--- begin RECORDS FOR THE EXERCISE ---

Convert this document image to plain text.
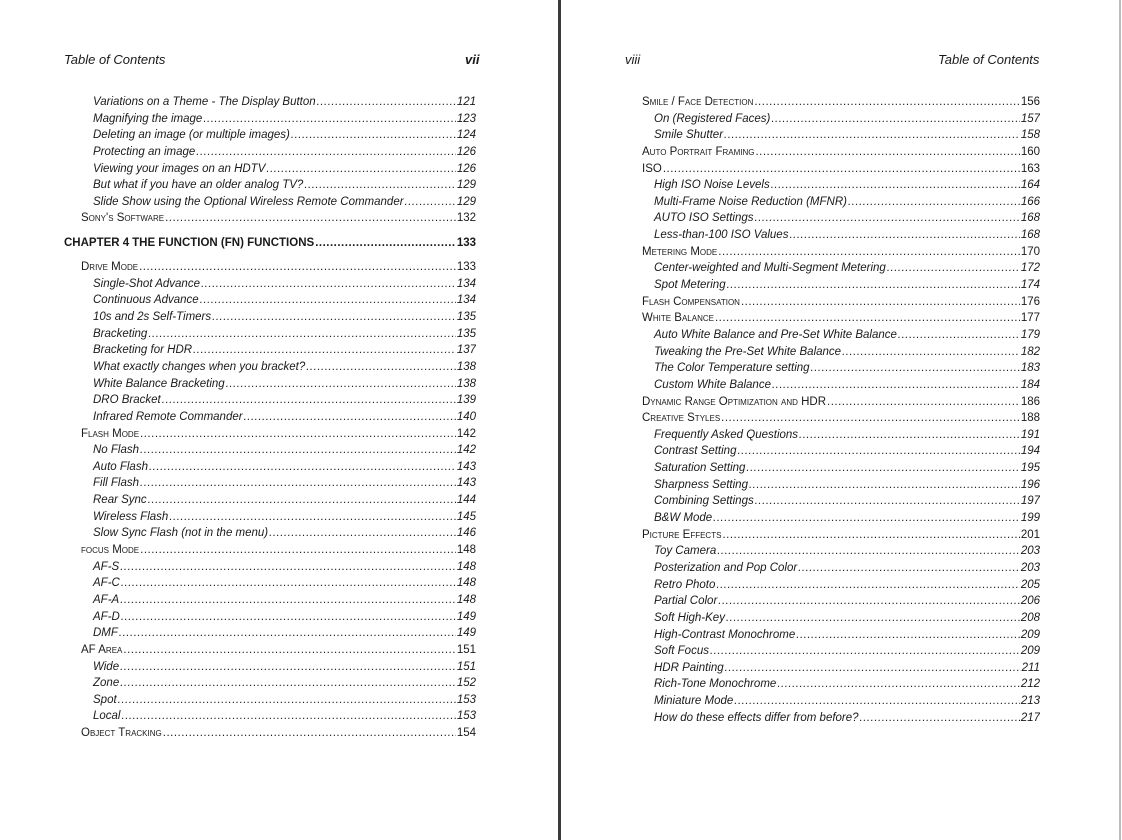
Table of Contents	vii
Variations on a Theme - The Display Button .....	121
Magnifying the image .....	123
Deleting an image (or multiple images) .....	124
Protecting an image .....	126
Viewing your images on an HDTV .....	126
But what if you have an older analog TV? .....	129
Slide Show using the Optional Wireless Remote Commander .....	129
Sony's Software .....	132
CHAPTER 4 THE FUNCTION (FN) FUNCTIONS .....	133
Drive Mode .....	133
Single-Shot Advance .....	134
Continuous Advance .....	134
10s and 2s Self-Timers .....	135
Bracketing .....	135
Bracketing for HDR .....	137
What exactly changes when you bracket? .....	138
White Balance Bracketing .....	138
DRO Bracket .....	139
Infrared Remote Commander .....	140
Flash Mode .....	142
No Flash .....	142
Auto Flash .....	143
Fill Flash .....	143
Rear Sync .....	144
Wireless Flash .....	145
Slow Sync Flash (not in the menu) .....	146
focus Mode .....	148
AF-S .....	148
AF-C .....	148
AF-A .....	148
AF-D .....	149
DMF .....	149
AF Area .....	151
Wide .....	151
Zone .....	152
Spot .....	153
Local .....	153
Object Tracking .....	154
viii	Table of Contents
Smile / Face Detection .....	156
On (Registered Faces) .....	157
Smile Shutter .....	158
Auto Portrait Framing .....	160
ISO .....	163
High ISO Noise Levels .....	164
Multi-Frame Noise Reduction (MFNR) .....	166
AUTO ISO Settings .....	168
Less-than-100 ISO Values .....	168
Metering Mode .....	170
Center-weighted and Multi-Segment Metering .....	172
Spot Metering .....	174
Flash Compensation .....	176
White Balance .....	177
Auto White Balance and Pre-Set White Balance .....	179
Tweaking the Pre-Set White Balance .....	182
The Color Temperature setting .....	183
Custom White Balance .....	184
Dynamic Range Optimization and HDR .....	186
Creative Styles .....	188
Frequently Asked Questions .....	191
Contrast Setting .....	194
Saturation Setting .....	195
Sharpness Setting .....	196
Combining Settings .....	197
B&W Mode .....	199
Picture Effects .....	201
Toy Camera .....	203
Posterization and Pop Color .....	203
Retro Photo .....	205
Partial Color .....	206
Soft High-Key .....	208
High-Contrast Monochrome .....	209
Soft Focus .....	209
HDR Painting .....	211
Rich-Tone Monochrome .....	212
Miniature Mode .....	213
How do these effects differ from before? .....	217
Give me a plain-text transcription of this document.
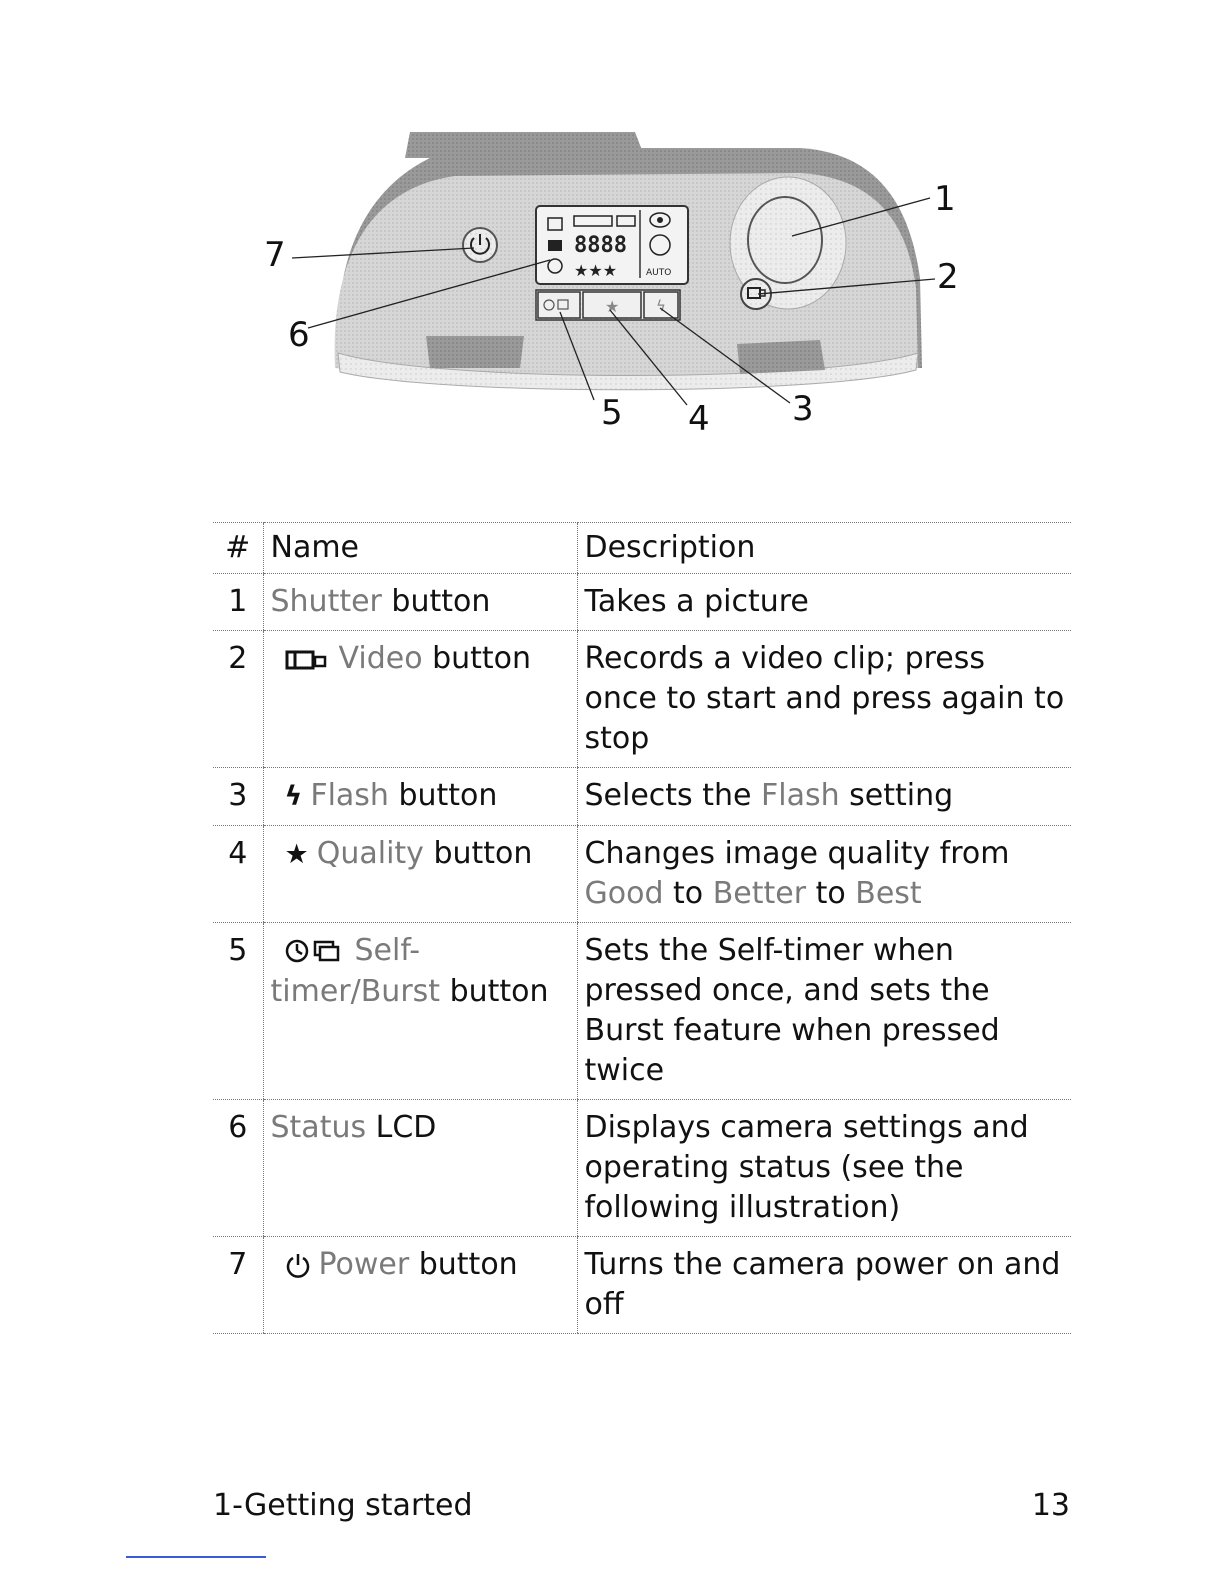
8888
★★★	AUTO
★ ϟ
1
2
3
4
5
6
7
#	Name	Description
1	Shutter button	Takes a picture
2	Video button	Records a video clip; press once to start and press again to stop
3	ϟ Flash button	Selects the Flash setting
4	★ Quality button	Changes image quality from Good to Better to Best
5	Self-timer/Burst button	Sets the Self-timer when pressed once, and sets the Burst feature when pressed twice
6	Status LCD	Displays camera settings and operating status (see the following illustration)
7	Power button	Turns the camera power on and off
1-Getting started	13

--- end RECORDS FOR THE EXERCISE ---

*WHAT THE TASK ASKS*:
Return verbatim every line from the line containing "Give me a plain-text" to the last line of the entries above, inclusive, and leave out the pictures.

*PROBLEM SOLUTION*:
Give me a plain-text transcription of this document.
8888
★★★	AUTO
★ ϟ
1
2
3
4
5
6
7
#	Name	Description
1	Shutter button	Takes a picture
2	Video button	Records a video clip; press once to start and press again to stop
3	ϟ Flash button	Selects the Flash setting
4	★ Quality button	Changes image quality from Good to Better to Best
5	Self-timer/Burst button	Sets the Self-timer when pressed once, and sets the Burst feature when pressed twice
6	Status LCD	Displays camera settings and operating status (see the following illustration)
7	Power button	Turns the camera power on and off
1-Getting started	13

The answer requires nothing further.